◆ **Written instruction**
Say how many lines in the records include the string "среднерыночной", adding no other words.

◆ **Given entries**
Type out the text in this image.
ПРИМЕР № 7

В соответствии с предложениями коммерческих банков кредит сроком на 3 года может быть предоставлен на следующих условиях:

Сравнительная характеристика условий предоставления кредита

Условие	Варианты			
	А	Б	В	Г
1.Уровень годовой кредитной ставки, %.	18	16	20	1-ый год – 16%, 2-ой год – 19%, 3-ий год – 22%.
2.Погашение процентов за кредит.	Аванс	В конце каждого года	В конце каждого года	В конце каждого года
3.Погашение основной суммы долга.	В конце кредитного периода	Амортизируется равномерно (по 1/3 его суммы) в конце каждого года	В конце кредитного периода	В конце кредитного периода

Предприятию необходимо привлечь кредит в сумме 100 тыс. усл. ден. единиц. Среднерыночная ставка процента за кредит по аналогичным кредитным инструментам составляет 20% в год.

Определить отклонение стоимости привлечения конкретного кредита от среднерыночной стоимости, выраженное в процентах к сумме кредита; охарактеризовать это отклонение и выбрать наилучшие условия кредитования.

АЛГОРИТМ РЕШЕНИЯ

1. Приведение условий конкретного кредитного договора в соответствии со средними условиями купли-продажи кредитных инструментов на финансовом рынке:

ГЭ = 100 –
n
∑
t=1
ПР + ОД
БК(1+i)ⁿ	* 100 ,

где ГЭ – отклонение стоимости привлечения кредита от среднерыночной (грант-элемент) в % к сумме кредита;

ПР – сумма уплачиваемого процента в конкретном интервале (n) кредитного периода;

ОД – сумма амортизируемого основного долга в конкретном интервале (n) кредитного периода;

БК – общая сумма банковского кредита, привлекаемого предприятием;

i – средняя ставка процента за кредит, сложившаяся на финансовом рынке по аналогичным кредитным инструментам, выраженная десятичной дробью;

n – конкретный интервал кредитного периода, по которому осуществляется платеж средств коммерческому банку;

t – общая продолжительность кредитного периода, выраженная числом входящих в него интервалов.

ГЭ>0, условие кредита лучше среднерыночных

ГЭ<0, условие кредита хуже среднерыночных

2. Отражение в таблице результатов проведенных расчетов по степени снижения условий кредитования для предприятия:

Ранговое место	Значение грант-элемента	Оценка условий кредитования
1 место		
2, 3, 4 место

◆ **Full output**
2